- [Data for processing]:
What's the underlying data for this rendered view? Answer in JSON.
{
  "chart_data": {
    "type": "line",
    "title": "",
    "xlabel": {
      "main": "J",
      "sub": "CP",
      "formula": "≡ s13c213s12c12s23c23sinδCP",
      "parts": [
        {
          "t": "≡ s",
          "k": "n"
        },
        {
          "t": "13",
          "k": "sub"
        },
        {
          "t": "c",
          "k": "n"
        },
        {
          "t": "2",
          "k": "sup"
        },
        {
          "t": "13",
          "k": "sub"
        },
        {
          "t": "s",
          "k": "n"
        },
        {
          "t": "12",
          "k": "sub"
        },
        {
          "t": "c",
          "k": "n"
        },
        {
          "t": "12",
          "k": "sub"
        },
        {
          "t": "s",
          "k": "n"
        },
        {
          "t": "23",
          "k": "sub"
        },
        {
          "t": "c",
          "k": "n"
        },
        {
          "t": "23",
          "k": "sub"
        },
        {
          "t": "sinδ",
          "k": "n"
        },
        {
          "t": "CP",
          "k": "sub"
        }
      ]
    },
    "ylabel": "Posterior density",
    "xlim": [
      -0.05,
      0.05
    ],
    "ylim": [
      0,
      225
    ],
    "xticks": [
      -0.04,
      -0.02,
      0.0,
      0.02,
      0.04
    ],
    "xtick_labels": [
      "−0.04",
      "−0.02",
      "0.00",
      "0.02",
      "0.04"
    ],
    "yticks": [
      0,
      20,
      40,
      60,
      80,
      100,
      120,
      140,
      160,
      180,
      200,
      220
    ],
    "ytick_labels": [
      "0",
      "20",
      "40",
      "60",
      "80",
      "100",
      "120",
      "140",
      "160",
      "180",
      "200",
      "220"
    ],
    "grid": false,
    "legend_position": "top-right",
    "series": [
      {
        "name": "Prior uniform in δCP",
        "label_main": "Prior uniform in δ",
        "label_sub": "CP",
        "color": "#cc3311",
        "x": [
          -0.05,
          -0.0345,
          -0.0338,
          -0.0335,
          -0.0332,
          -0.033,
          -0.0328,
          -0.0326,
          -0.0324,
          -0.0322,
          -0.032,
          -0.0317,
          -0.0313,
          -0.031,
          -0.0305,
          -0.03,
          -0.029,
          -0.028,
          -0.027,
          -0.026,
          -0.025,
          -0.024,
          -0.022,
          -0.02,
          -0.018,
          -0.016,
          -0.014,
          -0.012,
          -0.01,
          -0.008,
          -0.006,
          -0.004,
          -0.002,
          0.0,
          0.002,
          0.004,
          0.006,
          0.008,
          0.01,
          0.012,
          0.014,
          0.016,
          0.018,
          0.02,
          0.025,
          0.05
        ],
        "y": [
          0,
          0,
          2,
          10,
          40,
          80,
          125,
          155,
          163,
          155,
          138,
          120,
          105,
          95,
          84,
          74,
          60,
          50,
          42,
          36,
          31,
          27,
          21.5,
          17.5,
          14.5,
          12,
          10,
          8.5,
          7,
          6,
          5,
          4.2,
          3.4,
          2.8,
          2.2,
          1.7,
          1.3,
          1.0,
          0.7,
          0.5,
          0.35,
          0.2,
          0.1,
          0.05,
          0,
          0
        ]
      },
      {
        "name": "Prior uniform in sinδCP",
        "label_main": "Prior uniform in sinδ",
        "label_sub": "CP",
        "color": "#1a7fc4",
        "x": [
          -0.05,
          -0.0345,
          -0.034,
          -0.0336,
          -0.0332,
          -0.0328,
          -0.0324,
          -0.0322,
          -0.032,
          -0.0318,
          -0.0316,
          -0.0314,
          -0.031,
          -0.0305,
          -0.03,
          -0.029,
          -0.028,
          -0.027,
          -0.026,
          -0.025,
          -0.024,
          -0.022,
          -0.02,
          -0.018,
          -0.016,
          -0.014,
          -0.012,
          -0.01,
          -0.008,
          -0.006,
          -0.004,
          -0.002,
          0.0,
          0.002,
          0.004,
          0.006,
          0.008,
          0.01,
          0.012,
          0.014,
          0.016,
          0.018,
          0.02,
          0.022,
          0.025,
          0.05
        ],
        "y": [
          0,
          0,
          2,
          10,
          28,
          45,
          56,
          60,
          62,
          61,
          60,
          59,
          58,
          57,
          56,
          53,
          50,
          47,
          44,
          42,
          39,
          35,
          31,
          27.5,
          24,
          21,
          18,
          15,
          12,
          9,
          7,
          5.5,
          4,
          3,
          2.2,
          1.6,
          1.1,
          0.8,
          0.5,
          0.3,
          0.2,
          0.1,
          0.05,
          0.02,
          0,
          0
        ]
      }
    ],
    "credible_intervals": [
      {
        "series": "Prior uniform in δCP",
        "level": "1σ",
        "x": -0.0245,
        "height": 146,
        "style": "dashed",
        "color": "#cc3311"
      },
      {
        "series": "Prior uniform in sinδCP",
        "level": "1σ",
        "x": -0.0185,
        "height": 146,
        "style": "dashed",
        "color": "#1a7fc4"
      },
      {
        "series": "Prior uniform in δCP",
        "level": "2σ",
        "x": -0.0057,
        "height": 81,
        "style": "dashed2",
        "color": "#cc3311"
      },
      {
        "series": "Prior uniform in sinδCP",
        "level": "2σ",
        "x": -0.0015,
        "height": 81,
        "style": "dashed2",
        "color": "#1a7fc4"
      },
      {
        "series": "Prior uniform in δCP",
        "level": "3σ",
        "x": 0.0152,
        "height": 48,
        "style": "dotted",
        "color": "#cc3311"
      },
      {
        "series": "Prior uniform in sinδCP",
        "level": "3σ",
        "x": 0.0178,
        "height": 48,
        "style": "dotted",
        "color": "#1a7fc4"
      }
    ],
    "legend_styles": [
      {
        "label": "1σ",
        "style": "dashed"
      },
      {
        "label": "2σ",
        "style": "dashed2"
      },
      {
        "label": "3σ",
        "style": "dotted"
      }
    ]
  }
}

- [Exercise instructions]: Reproduce the entries above in full by retyping them exactly.

- [Task answer]:
What's the underlying data for this rendered view? Answer in JSON.
{
  "chart_data": {
    "type": "line",
    "title": "",
    "xlabel": {
      "main": "J",
      "sub": "CP",
      "formula": "≡ s13c213s12c12s23c23sinδCP",
      "parts": [
        {
          "t": "≡ s",
          "k": "n"
        },
        {
          "t": "13",
          "k": "sub"
        },
        {
          "t": "c",
          "k": "n"
        },
        {
          "t": "2",
          "k": "sup"
        },
        {
          "t": "13",
          "k": "sub"
        },
        {
          "t": "s",
          "k": "n"
        },
        {
          "t": "12",
          "k": "sub"
        },
        {
          "t": "c",
          "k": "n"
        },
        {
          "t": "12",
          "k": "sub"
        },
        {
          "t": "s",
          "k": "n"
        },
        {
          "t": "23",
          "k": "sub"
        },
        {
          "t": "c",
          "k": "n"
        },
        {
          "t": "23",
          "k": "sub"
        },
        {
          "t": "sinδ",
          "k": "n"
        },
        {
          "t": "CP",
          "k": "sub"
        }
      ]
    },
    "ylabel": "Posterior density",
    "xlim": [
      -0.05,
      0.05
    ],
    "ylim": [
      0,
      225
    ],
    "xticks": [
      -0.04,
      -0.02,
      0.0,
      0.02,
      0.04
    ],
    "xtick_labels": [
      "−0.04",
      "−0.02",
      "0.00",
      "0.02",
      "0.04"
    ],
    "yticks": [
      0,
      20,
      40,
      60,
      80,
      100,
      120,
      140,
      160,
      180,
      200,
      220
    ],
    "ytick_labels": [
      "0",
      "20",
      "40",
      "60",
      "80",
      "100",
      "120",
      "140",
      "160",
      "180",
      "200",
      "220"
    ],
    "grid": false,
    "legend_position": "top-right",
    "series": [
      {
        "name": "Prior uniform in δCP",
        "label_main": "Prior uniform in δ",
        "label_sub": "CP",
        "color": "#cc3311",
        "x": [
          -0.05,
          -0.0345,
          -0.0338,
          -0.0335,
          -0.0332,
          -0.033,
          -0.0328,
          -0.0326,
          -0.0324,
          -0.0322,
          -0.032,
          -0.0317,
          -0.0313,
          -0.031,
          -0.0305,
          -0.03,
          -0.029,
          -0.028,
          -0.027,
          -0.026,
          -0.025,
          -0.024,
          -0.022,
          -0.02,
          -0.018,
          -0.016,
          -0.014,
          -0.012,
          -0.01,
          -0.008,
          -0.006,
          -0.004,
          -0.002,
          0.0,
          0.002,
          0.004,
          0.006,
          0.008,
          0.01,
          0.012,
          0.014,
          0.016,
          0.018,
          0.02,
          0.025,
          0.05
        ],
        "y": [
          0,
          0,
          2,
          10,
          40,
          80,
          125,
          155,
          163,
          155,
          138,
          120,
          105,
          95,
          84,
          74,
          60,
          50,
          42,
          36,
          31,
          27,
          21.5,
          17.5,
          14.5,
          12,
          10,
          8.5,
          7,
          6,
          5,
          4.2,
          3.4,
          2.8,
          2.2,
          1.7,
          1.3,
          1.0,
          0.7,
          0.5,
          0.35,
          0.2,
          0.1,
          0.05,
          0,
          0
        ]
      },
      {
        "name": "Prior uniform in sinδCP",
        "label_main": "Prior uniform in sinδ",
        "label_sub": "CP",
        "color": "#1a7fc4",
        "x": [
          -0.05,
          -0.0345,
          -0.034,
          -0.0336,
          -0.0332,
          -0.0328,
          -0.0324,
          -0.0322,
          -0.032,
          -0.0318,
          -0.0316,
          -0.0314,
          -0.031,
          -0.0305,
          -0.03,
          -0.029,
          -0.028,
          -0.027,
          -0.026,
          -0.025,
          -0.024,
          -0.022,
          -0.02,
          -0.018,
          -0.016,
          -0.014,
          -0.012,
          -0.01,
          -0.008,
          -0.006,
          -0.004,
          -0.002,
          0.0,
          0.002,
          0.004,
          0.006,
          0.008,
          0.01,
          0.012,
          0.014,
          0.016,
          0.018,
          0.02,
          0.022,
          0.025,
          0.05
        ],
        "y": [
          0,
          0,
          2,
          10,
          28,
          45,
          56,
          60,
          62,
          61,
          60,
          59,
          58,
          57,
          56,
          53,
          50,
          47,
          44,
          42,
          39,
          35,
          31,
          27.5,
          24,
          21,
          18,
          15,
          12,
          9,
          7,
          5.5,
          4,
          3,
          2.2,
          1.6,
          1.1,
          0.8,
          0.5,
          0.3,
          0.2,
          0.1,
          0.05,
          0.02,
          0,
          0
        ]
      }
    ],
    "credible_intervals": [
      {
        "series": "Prior uniform in δCP",
        "level": "1σ",
        "x": -0.0245,
        "height": 146,
        "style": "dashed",
        "color": "#cc3311"
      },
      {
        "series": "Prior uniform in sinδCP",
        "level": "1σ",
        "x": -0.0185,
        "height": 146,
        "style": "dashed",
        "color": "#1a7fc4"
      },
      {
        "series": "Prior uniform in δCP",
        "level": "2σ",
        "x": -0.0057,
        "height": 81,
        "style": "dashed2",
        "color": "#cc3311"
      },
      {
        "series": "Prior uniform in sinδCP",
        "level": "2σ",
        "x": -0.0015,
        "height": 81,
        "style": "dashed2",
        "color": "#1a7fc4"
      },
      {
        "series": "Prior uniform in δCP",
        "level": "3σ",
        "x": 0.0152,
        "height": 48,
        "style": "dotted",
        "color": "#cc3311"
      },
      {
        "series": "Prior uniform in sinδCP",
        "level": "3σ",
        "x": 0.0178,
        "height": 48,
        "style": "dotted",
        "color": "#1a7fc4"
      }
    ],
    "legend_styles": [
      {
        "label": "1σ",
        "style": "dashed"
      },
      {
        "label": "2σ",
        "style": "dashed2"
      },
      {
        "label": "3σ",
        "style": "dotted"
      }
    ]
  }
}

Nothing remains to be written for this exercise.